(What the task asks) Reproduce word for word every line of the material below, starting at the line that contains "opt-label: REVO MIX: [80, 406, 158, 423]" and ending at the line that contains "step-line: dial. [80, 709, 596, 732]", with both of those lines included.

(Listed entries)
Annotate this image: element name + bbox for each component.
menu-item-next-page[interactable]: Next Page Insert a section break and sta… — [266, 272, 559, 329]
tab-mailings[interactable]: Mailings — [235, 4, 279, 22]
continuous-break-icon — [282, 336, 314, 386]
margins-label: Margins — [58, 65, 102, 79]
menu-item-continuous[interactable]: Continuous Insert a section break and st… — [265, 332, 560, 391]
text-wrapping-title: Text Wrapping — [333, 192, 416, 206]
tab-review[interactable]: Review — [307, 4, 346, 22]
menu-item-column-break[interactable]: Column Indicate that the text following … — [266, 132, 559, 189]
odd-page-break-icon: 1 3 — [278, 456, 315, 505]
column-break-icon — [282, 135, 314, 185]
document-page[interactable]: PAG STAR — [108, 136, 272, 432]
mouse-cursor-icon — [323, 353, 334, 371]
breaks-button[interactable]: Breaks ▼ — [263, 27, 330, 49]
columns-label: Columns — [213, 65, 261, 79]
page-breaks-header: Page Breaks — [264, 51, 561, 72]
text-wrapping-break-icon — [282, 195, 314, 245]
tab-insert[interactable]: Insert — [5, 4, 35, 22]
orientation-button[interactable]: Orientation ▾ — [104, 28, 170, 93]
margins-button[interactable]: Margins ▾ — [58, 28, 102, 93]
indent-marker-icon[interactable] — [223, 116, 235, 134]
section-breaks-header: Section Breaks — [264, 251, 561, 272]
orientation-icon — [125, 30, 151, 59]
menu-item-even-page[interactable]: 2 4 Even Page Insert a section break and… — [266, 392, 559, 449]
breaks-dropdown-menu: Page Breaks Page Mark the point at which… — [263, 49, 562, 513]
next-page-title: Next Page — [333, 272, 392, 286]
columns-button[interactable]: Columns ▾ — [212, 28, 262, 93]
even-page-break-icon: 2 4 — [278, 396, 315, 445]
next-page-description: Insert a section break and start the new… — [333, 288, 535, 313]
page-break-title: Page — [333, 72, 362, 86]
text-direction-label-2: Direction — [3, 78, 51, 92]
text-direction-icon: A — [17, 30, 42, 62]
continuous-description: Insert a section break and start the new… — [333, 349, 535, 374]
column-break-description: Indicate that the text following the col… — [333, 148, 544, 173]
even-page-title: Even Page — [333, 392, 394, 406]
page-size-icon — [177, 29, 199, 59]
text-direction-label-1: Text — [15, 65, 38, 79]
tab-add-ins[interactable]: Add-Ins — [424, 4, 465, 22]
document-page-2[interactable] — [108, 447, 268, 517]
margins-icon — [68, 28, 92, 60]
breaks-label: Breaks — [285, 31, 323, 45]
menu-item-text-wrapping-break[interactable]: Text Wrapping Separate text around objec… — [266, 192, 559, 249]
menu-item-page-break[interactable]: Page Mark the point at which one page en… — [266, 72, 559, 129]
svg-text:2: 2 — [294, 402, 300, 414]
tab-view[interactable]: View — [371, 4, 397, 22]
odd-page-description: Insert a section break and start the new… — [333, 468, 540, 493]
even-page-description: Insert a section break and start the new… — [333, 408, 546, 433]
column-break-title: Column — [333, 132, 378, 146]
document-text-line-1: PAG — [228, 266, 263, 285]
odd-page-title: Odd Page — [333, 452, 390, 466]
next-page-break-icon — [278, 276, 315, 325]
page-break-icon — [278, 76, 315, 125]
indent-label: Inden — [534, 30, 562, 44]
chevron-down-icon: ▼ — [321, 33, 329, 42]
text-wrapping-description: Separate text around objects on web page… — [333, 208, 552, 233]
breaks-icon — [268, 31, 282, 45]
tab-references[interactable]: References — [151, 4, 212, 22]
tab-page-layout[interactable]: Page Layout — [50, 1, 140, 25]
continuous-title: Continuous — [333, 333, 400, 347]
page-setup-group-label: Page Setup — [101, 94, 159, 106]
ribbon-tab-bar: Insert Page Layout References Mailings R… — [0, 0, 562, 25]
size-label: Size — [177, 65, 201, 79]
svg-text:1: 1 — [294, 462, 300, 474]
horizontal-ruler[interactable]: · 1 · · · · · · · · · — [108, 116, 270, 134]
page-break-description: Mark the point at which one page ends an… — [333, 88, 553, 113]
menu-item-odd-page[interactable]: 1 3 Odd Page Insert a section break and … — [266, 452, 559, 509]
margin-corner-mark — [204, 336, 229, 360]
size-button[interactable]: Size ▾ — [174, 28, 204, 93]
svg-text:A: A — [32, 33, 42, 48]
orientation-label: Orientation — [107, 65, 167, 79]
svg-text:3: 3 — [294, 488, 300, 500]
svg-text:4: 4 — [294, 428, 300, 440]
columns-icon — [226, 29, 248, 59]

--

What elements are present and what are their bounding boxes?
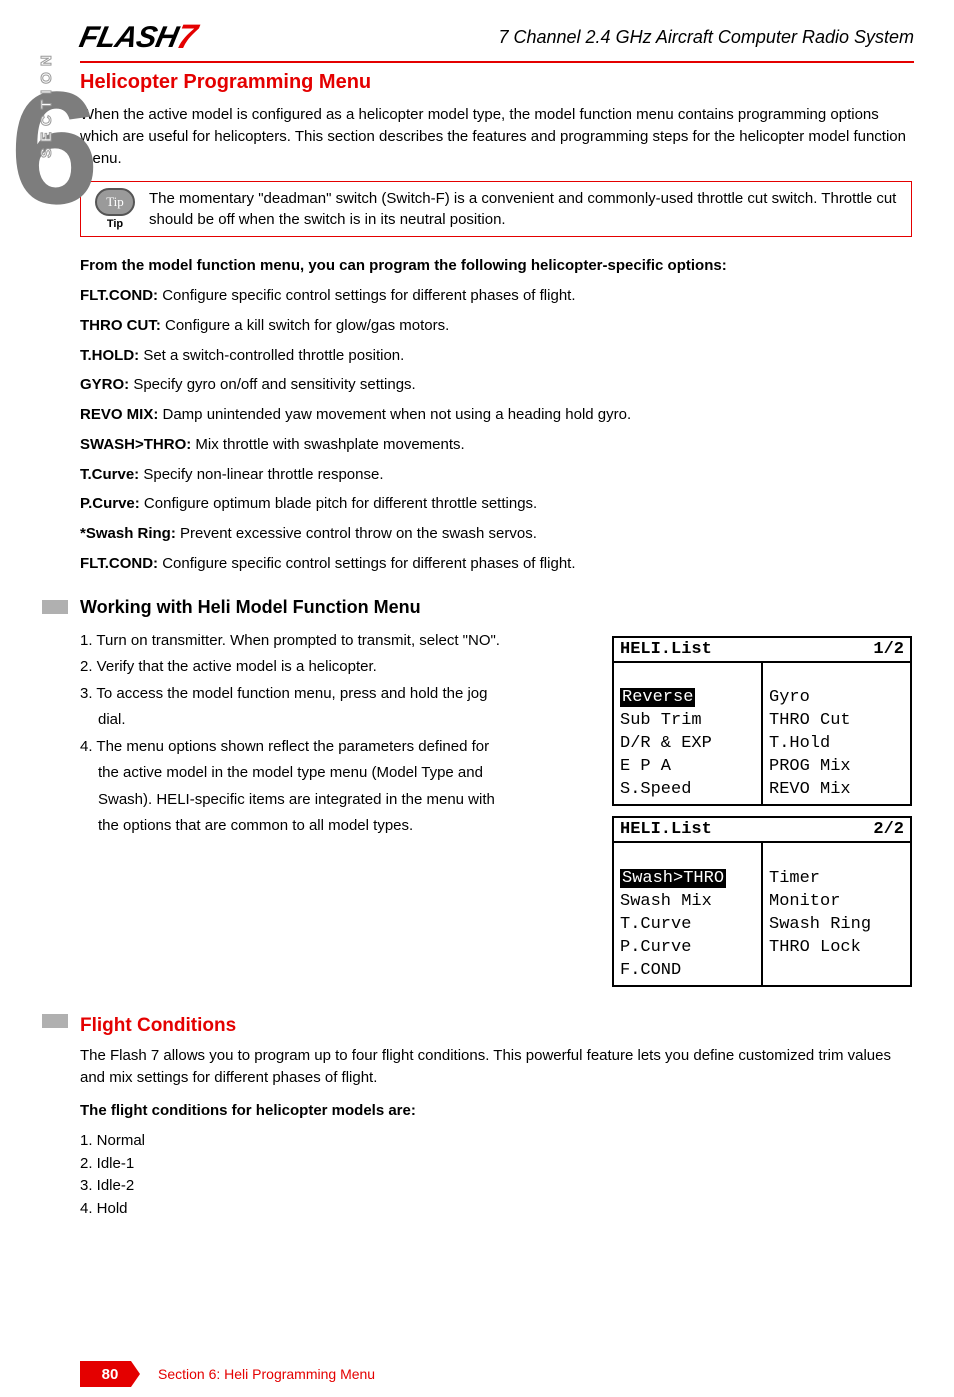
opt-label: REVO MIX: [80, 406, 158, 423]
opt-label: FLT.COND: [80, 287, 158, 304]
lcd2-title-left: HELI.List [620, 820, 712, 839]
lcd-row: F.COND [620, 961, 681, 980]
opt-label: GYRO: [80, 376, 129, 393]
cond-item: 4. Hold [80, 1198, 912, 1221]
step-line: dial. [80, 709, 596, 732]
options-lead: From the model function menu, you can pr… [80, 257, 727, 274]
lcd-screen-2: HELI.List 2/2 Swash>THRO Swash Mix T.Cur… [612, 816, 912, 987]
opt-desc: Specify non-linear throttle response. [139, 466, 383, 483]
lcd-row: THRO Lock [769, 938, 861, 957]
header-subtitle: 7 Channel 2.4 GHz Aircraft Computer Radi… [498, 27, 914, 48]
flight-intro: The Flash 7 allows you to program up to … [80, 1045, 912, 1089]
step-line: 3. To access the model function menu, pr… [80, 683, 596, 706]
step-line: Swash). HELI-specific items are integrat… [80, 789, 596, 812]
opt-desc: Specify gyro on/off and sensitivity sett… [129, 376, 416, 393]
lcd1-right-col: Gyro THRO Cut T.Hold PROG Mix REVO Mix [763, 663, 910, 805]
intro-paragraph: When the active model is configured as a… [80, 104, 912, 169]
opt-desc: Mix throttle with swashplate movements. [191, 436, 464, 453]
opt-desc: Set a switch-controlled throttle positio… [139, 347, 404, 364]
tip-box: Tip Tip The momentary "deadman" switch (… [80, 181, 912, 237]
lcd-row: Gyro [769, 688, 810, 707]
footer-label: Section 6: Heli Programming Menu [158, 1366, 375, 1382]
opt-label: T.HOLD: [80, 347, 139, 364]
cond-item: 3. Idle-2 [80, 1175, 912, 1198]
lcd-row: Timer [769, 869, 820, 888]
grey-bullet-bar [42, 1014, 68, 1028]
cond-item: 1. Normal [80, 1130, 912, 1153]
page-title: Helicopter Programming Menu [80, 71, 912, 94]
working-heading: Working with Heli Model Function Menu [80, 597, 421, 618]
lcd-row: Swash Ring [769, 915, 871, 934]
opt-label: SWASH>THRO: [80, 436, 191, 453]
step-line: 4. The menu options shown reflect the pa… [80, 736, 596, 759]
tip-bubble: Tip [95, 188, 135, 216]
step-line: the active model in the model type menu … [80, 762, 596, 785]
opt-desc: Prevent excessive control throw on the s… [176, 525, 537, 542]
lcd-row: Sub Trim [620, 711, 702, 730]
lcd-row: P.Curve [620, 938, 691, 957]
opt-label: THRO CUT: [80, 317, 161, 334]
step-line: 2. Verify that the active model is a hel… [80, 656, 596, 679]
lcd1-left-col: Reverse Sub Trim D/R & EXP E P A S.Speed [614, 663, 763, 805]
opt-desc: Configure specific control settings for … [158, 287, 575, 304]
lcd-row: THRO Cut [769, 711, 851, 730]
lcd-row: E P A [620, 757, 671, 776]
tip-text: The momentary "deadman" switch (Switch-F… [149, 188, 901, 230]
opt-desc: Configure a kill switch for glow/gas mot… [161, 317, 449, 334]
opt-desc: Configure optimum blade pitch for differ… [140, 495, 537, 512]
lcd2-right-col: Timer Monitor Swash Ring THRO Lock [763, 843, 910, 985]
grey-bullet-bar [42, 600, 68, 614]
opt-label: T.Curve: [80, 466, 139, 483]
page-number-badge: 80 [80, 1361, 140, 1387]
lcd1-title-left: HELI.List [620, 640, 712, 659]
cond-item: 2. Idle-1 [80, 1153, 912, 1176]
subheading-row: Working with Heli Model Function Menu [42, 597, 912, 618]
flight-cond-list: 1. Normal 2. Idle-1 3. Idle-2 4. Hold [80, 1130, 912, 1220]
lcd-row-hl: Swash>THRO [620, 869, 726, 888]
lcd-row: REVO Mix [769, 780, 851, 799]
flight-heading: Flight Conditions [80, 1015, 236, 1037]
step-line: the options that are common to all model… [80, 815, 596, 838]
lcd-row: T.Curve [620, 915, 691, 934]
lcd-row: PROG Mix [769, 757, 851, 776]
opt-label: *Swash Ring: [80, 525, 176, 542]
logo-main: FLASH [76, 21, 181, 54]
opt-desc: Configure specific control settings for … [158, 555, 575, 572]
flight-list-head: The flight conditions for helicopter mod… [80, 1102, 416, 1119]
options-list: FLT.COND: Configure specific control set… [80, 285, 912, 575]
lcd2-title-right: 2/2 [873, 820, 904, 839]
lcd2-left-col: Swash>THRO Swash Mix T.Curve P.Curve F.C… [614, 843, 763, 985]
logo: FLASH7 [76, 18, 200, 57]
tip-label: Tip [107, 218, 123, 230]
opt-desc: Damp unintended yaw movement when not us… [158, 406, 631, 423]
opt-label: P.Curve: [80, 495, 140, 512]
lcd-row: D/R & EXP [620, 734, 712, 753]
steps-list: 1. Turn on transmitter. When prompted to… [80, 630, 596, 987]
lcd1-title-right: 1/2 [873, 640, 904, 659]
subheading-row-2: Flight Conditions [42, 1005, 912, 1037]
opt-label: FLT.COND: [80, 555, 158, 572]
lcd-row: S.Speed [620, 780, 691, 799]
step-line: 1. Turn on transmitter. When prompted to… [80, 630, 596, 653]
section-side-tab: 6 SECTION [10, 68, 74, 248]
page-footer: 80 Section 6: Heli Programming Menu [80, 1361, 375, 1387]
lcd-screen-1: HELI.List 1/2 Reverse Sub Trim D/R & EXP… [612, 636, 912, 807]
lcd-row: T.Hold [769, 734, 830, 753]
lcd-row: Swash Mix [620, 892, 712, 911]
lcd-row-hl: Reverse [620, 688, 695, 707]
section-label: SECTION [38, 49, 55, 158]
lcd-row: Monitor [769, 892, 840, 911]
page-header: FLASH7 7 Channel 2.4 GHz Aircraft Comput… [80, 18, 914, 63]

(Correct result)
opt-label: REVO MIX: [80, 406, 158, 423]
opt-label: FLT.COND: [80, 287, 158, 304]
lcd2-title-left: HELI.List [620, 820, 712, 839]
lcd-row: F.COND [620, 961, 681, 980]
opt-label: GYRO: [80, 376, 129, 393]
cond-item: 4. Hold [80, 1198, 912, 1221]
step-line: dial. [80, 709, 596, 732]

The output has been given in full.